Friday, January 13, 2012

Fight or Flight....

When I was eleven, my mom decided to spend the summer in bed eating Snickers and reading romance novels.    We lived in a trailer that had snakes under it and my two sisters were very little girls with a mother who had taken flight for the bedroom....and took a total of three months off from...well...being a mother.

The first week of summer break, I saw a flyer for a community swim team and swim lessons.  I stood in front of the flyer for a long time....deciding.  Two summers before I had almost drowned in a friend's pool and I had become terrified of water.  As the hot Florida sun beat down on my head, I argued with myself that if I got in the water again something "bad" might happen, and then again, if I knew how to swim, I would never drown.

My next dilemma was where I would find the $12 to pay the fee to join the community pool.  We had no money...mac & cheese was our main dish, along with all the staple goods that were left on our doorstep by local churches and the Salvation Army.  I took the flyer with me.

The next day I made breakfast for my sisters, as I had on many occasion, and contemplated what I could do to accrue a  massive pile of cash ($12).  As I spooned food into their dishes, I looked out the window and saw a boy pushing a mower past our overgrown lawn.  I decided that if I could do the laundry, clean house and take care of my sisters, I could mow a lawn.  My mother called for breakfast.

I walked up and down the street, knocking on doors, asking every neighbor in the trailer park if they had a lawn mower for sale, until someone said yes.  "If you give me your lawn mower, I will mow your lawn for free all summer," I negotiated.  Deal....."It doesn't work well."   "That's ok...If you help me fix it, I'll clean your house."  Deal.....Home to make lunch for my sisters.

As I walked to the store  to sell all the pop bottles, I had dug out of trash cans, to purchase more Snickers for mom....pulling my dinged up wagon....the clinking glass offered a tinkling, rhythmic soundtrack to the visions I had of myself moving gracefully through crystal clear water, while people cheered and waved at me.

**Given information:**
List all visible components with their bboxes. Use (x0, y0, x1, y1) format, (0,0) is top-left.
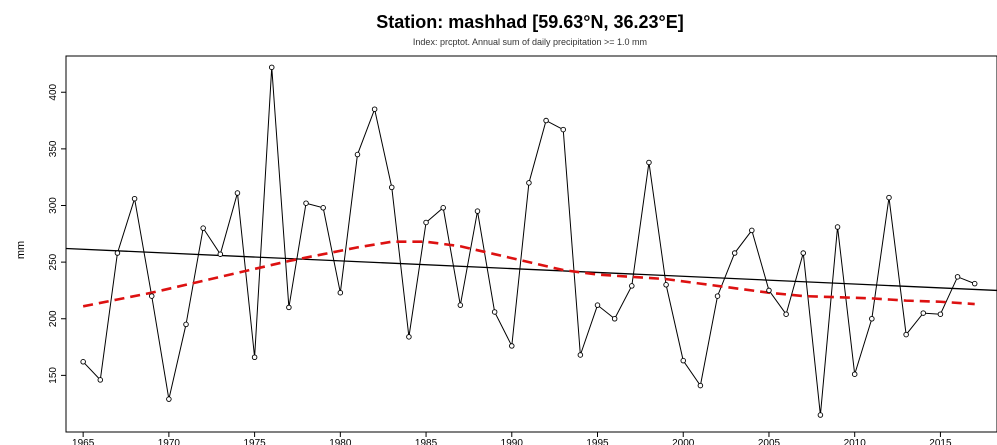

**Exercise task 1:** Can you retype the blog post from "The first week" to "flyer with me."?
**Exercise task 2:** How would you sum up the blog post in two sentences?
**Exercise task 3:** What comes after the last paragraph of the blog post? Write the continuation.
The material above comes from a separate source.

**Written reply 1:**
The first week of summer break, I saw a flyer for a community swim team and swim lessons.  I stood in front of the flyer for a long time....deciding.  Two summers before I had almost drowned in a friend's pool and I had become terrified of water.  As the hot Florida sun beat down on my head, I argued with myself that if I got in the water again something "bad" might happen, and then again, if I knew how to swim, I would never drown.

My next dilemma was where I would find the $12 to pay the fee to join the community pool.  We had no money...mac & cheese was our main dish, along with all the staple goods that were left on our doorstep by local churches and the Salvation Army.  I took the flyer with me.

**Written reply 2:** At eleven, while their mother spent the summer in bed, the narrator looked after two little sisters and, despite a fear of water from a near-drowning, decided to join a community swim team so as never to drown. To raise the $12 pool fee, the narrator got a neighbor's broken lawn mower in exchange for a summer of free mowing and offered to clean the neighbor's house in return for help fixing it.

**Written reply 3:**
Next, it would be negotiating to pay the pool fees in three weeks, after I had mowed enough lawns, at $3 a piece.  Then I had my choice of swim lessons, which would have me able to doggie paddle by the end of summer or I could join the swim team.  I chose.  "Yes, my mother signed it. She said this was what she wanted me to do." I said meeting his gaze steadfast, hoping he wouldn't see my lie...."But, you can't swim."  "I will soon."  And, so I did.  Clinging to the pool side wall, I swam laps up and down the pool twice a day, crying the whole time...water mixing with water.  Three weeks later I wasn't holding the wall, and I had enough time between two a day practices to race home take care of my sisters and the woman in the bedroom, clean house and mow a lawn.

At the end of Summer, I was the slowest swimmer in all four strokes backstroke, breaststroke, freestyle and  dolphin underwater....I was brown with a sunburned nose, slender, hair blonded by sun and chlorine, mowing ten lawns a week and preparing for sixth grade.  My swim coach put his hand on my shoulder, shaking his head, scratching his beard, "I didn't think you could do it...you drowned every day up and down the pool."  I beamed, unable to answer....I had a crush on him...I still like facial hair.

That walk home I felt ten feet tall......beautiful...fierce...and unafraid.  Even as I stepped over the snake on the steps to our trailer, in my second hand bathing suit and carried in the bag of food that had been left for us, I knew that I was unstoppable.  As I made lunch for the last time that Summer, I could feel that I had done something very important.  I won an important battle.  I was a victor.

You see...sometimes it is quiet...sometimes it looks poor...sometimes you are last...sometimes you feel like you are drowning...sometimes you are crying....but at the end, as others run away, the fight wasn't for anyone else and the greatest victories are the ones that only you see...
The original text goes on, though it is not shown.